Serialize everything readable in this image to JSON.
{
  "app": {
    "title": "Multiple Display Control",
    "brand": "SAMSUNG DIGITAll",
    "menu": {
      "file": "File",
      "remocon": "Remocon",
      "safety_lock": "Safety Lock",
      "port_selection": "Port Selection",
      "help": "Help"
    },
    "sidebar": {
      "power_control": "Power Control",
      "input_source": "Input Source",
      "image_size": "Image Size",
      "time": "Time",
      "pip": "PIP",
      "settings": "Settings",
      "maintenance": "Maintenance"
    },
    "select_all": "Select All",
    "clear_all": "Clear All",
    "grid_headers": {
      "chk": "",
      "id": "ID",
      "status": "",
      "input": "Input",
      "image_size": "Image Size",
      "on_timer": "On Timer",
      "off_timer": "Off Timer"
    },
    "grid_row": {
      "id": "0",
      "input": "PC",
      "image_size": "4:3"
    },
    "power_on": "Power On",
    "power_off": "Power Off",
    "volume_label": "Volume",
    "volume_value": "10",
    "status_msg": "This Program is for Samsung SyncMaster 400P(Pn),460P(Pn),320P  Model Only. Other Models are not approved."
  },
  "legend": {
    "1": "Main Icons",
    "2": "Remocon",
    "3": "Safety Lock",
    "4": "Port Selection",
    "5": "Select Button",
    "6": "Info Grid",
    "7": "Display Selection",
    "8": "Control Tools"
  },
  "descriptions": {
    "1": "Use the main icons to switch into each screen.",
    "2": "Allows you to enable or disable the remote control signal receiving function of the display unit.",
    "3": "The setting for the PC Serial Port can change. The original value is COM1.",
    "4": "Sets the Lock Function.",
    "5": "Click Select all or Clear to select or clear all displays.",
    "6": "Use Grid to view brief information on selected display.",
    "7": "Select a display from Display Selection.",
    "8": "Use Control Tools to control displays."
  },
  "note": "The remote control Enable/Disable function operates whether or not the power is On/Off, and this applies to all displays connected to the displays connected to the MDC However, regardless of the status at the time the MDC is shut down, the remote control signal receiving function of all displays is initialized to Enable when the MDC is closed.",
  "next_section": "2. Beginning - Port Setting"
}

* _Short task_
Print out the whole listing exactly as it appears.

* _Answer to the task_
Serialize everything readable in this image to JSON.
{
  "app": {
    "title": "Multiple Display Control",
    "brand": "SAMSUNG DIGITAll",
    "menu": {
      "file": "File",
      "remocon": "Remocon",
      "safety_lock": "Safety Lock",
      "port_selection": "Port Selection",
      "help": "Help"
    },
    "sidebar": {
      "power_control": "Power Control",
      "input_source": "Input Source",
      "image_size": "Image Size",
      "time": "Time",
      "pip": "PIP",
      "settings": "Settings",
      "maintenance": "Maintenance"
    },
    "select_all": "Select All",
    "clear_all": "Clear All",
    "grid_headers": {
      "chk": "",
      "id": "ID",
      "status": "",
      "input": "Input",
      "image_size": "Image Size",
      "on_timer": "On Timer",
      "off_timer": "Off Timer"
    },
    "grid_row": {
      "id": "0",
      "input": "PC",
      "image_size": "4:3"
    },
    "power_on": "Power On",
    "power_off": "Power Off",
    "volume_label": "Volume",
    "volume_value": "10",
    "status_msg": "This Program is for Samsung SyncMaster 400P(Pn),460P(Pn),320P  Model Only. Other Models are not approved."
  },
  "legend": {
    "1": "Main Icons",
    "2": "Remocon",
    "3": "Safety Lock",
    "4": "Port Selection",
    "5": "Select Button",
    "6": "Info Grid",
    "7": "Display Selection",
    "8": "Control Tools"
  },
  "descriptions": {
    "1": "Use the main icons to switch into each screen.",
    "2": "Allows you to enable or disable the remote control signal receiving function of the display unit.",
    "3": "The setting for the PC Serial Port can change. The original value is COM1.",
    "4": "Sets the Lock Function.",
    "5": "Click Select all or Clear to select or clear all displays.",
    "6": "Use Grid to view brief information on selected display.",
    "7": "Select a display from Display Selection.",
    "8": "Use Control Tools to control displays."
  },
  "note": "The remote control Enable/Disable function operates whether or not the power is On/Off, and this applies to all displays connected to the displays connected to the MDC However, regardless of the status at the time the MDC is shut down, the remote control signal receiving function of all displays is initialized to Enable when the MDC is closed.",
  "next_section": "2. Beginning - Port Setting"
}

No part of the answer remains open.